**Entries**

(begin)

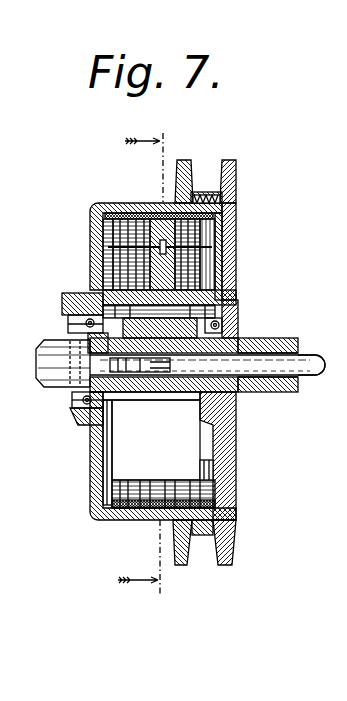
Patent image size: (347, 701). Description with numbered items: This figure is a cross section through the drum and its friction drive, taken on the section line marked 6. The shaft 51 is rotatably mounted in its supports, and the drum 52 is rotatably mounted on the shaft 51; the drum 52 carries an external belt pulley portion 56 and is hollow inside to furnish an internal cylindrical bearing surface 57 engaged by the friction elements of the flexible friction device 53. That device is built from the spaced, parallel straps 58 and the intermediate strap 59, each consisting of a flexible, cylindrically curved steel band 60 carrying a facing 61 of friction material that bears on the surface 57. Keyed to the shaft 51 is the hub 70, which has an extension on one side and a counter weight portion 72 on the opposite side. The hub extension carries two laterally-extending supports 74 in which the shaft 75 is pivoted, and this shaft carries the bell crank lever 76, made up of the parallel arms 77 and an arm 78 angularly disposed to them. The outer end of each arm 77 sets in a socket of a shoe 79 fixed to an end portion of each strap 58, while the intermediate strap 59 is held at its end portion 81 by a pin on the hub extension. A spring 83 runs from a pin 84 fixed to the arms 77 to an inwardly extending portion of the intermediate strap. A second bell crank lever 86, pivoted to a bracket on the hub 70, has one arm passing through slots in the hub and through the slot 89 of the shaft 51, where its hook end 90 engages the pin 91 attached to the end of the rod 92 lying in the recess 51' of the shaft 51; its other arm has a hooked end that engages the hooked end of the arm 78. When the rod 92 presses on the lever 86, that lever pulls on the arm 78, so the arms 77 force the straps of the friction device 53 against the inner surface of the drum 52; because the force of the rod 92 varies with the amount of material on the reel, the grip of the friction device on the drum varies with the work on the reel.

The section line 6- 6 is at (143, 367).
The shaft 51 is at (175, 381).
The recess 51' is at (292, 349).
The drum 52 is at (107, 523).
The flexible friction device 53 is at (152, 553).
The belt pulley portion 56 is at (201, 192).
The internal cylindrical bearing surface 57 is at (158, 212).
The straps 58 is at (140, 470).
The intermediate strap 59 is at (232, 472).
The steel bands 60 is at (103, 507).
The facings 61 is at (120, 212).
The hub 70 is at (232, 435).
The counter weight portion 72 is at (98, 475).
The laterally-extending supports 74 is at (107, 272).
The shaft 75 is at (232, 276).
The bell crank lever 76 is at (85, 287).
The parallel arms 77 is at (92, 240).
The arm 78 is at (238, 310).
The shoe 79 is at (95, 216).
The end portion 81 is at (45, 362).
The spring 83 is at (150, 212).
The pin 84 is at (242, 232).
The bell crank lever 86 is at (67, 335).
The slot 89 is at (88, 426).
The hook end 90 is at (151, 412).
The pin 91 is at (102, 443).
The rod 92 is at (317, 375).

(end)

**Prompt**
Transcribe the stretch from the start of the entries through the line containing "The flexible friction device 53 is" word for word, and leave the pictures out of your answer.

**Solution to the exercise**
Patent image size: (347, 701). Description with numbered items: This figure is a cross section through the drum and its friction drive, taken on the section line marked 6. The shaft 51 is rotatably mounted in its supports, and the drum 52 is rotatably mounted on the shaft 51; the drum 52 carries an external belt pulley portion 56 and is hollow inside to furnish an internal cylindrical bearing surface 57 engaged by the friction elements of the flexible friction device 53. That device is built from the spaced, parallel straps 58 and the intermediate strap 59, each consisting of a flexible, cylindrically curved steel band 60 carrying a facing 61 of friction material that bears on the surface 57. Keyed to the shaft 51 is the hub 70, which has an extension on one side and a counter weight portion 72 on the opposite side. The hub extension carries two laterally-extending supports 74 in which the shaft 75 is pivoted, and this shaft carries the bell crank lever 76, made up of the parallel arms 77 and an arm 78 angularly disposed to them. The outer end of each arm 77 sets in a socket of a shoe 79 fixed to an end portion of each strap 58, while the intermediate strap 59 is held at its end portion 81 by a pin on the hub extension. A spring 83 runs from a pin 84 fixed to the arms 77 to an inwardly extending portion of the intermediate strap. A second bell crank lever 86, pivoted to a bracket on the hub 70, has one arm passing through slots in the hub and through the slot 89 of the shaft 51, where its hook end 90 engages the pin 91 attached to the end of the rod 92 lying in the recess 51' of the shaft 51; its other arm has a hooked end that engages the hooked end of the arm 78. When the rod 92 presses on the lever 86, that lever pulls on the arm 78, so the arms 77 force the straps of the friction device 53 against the inner surface of the drum 52; because the force of the rod 92 varies with the amount of material on the reel, the grip of the friction device on the drum varies with the work on the reel.

The section line 6- 6 is at (143, 367).
The shaft 51 is at (175, 381).
The recess 51' is at (292, 349).
The drum 52 is at (107, 523).
The flexible friction device 53 is at (152, 553).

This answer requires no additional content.